### TO DO
Copy each line below that contains "近似数为".

### EXTRACTED MATERIAL
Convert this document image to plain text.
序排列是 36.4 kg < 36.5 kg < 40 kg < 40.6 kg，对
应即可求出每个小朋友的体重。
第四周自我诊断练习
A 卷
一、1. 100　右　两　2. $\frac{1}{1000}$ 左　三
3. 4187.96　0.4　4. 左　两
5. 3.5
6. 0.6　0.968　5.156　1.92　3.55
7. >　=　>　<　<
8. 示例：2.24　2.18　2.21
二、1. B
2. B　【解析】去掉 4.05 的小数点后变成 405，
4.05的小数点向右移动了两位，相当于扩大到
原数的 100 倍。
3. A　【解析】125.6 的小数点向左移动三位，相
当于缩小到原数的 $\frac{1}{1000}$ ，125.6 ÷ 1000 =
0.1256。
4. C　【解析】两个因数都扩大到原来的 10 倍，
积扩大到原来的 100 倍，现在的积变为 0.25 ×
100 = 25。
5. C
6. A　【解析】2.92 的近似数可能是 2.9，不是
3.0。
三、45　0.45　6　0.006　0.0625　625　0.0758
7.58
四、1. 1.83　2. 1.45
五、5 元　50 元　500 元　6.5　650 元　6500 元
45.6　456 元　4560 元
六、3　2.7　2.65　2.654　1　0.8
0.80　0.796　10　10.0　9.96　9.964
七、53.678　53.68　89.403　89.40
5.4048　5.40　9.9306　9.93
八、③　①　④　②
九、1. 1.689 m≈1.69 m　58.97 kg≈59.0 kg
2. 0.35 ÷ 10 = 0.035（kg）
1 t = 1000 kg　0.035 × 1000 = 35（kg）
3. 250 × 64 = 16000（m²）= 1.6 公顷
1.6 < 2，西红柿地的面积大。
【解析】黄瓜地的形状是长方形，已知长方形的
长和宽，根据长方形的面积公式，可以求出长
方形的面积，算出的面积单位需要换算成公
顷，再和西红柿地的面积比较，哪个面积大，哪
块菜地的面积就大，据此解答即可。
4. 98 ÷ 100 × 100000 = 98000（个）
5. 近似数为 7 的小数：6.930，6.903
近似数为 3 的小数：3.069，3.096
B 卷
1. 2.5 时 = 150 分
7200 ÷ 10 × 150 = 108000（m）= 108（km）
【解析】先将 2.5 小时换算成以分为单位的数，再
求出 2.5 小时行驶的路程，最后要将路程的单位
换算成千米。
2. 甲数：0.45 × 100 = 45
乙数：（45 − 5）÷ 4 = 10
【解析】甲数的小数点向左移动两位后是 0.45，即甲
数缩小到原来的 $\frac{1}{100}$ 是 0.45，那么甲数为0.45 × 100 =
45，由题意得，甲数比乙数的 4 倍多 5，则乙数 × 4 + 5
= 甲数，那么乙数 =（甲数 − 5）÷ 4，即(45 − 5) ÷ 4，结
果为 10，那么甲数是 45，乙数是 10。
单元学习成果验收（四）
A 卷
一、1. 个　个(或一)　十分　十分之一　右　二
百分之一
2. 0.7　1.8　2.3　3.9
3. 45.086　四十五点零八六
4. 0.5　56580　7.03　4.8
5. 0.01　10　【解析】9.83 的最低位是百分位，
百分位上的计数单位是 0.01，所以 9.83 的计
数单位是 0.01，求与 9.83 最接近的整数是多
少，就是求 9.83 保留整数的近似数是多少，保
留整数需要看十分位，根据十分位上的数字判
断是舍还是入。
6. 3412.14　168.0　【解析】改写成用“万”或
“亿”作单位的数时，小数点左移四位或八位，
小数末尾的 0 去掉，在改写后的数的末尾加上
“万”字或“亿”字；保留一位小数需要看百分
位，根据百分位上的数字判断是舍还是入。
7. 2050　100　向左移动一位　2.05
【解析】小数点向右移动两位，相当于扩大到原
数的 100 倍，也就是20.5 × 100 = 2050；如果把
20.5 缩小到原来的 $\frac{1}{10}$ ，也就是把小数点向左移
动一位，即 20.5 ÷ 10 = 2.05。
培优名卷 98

### RESPONSE TO THE EXERCISE
5. 近似数为 7 的小数：6.930，6.903
近似数为 3 的小数：3.069，3.096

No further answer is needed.